*WHAT TO PRODUCE*. Return every line below as is, leaving out the pictures.

(Extracted records)

--- Begin ---

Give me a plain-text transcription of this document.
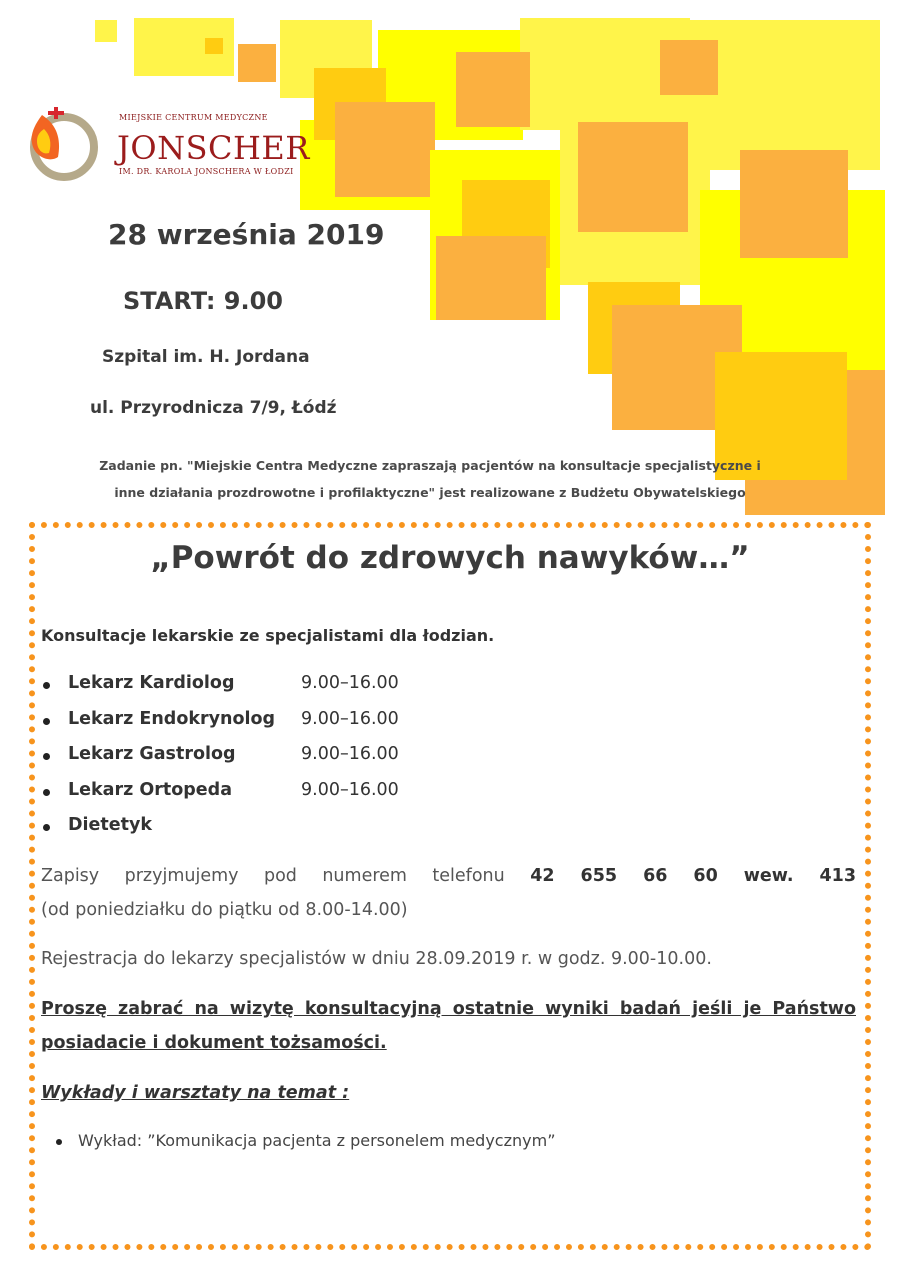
MIEJSKIE CENTRUM MEDYCZNE
JONSCHER
IM. DR. KAROLA JONSCHERA W ŁODZI
28 września 2019
START: 9.00
Szpital im. H. Jordana
ul. Przyrodnicza 7/9, Łódź
Zadanie pn. "Miejskie Centra Medyczne zapraszają pacjentów na konsultacje specjalistyczne i
inne działania prozdrowotne i profilaktyczne" jest realizowane z Budżetu Obywatelskiego
„Powrót do zdrowych nawyków…”
Konsultacje lekarskie ze specjalistami dla łodzian.
Lekarz Kardiolog	9.00–16.00
Lekarz Endokrynolog 9.00–16.00
Lekarz Gastrolog	9.00–16.00
Lekarz Ortopeda	9.00–16.00
Dietetyk
Zapisy przyjmujemy pod numerem telefonu 42 655 66 60 wew. 413
(od poniedziałku do piątku od 8.00-14.00)
Rejestracja do lekarzy specjalistów w dniu 28.09.2019 r. w godz. 9.00-10.00.
Proszę zabrać na wizytę konsultacyjną ostatnie wyniki badań jeśli je Państwo
posiadacie i dokument tożsamości.
Wykłady i warsztaty na temat :
Wykład: ”Komunikacja pacjenta z personelem medycznym”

--- End ---

*IN RESPONSE*.
Give me a plain-text transcription of this document.
MIEJSKIE CENTRUM MEDYCZNE
JONSCHER
IM. DR. KAROLA JONSCHERA W ŁODZI
28 września 2019
START: 9.00
Szpital im. H. Jordana
ul. Przyrodnicza 7/9, Łódź
Zadanie pn. "Miejskie Centra Medyczne zapraszają pacjentów na konsultacje specjalistyczne i
inne działania prozdrowotne i profilaktyczne" jest realizowane z Budżetu Obywatelskiego
„Powrót do zdrowych nawyków…”
Konsultacje lekarskie ze specjalistami dla łodzian.
Lekarz Kardiolog	9.00–16.00
Lekarz Endokrynolog 9.00–16.00
Lekarz Gastrolog	9.00–16.00
Lekarz Ortopeda	9.00–16.00
Dietetyk
Zapisy przyjmujemy pod numerem telefonu 42 655 66 60 wew. 413
(od poniedziałku do piątku od 8.00-14.00)
Rejestracja do lekarzy specjalistów w dniu 28.09.2019 r. w godz. 9.00-10.00.
Proszę zabrać na wizytę konsultacyjną ostatnie wyniki badań jeśli je Państwo
posiadacie i dokument tożsamości.
Wykłady i warsztaty na temat :
Wykład: ”Komunikacja pacjenta z personelem medycznym”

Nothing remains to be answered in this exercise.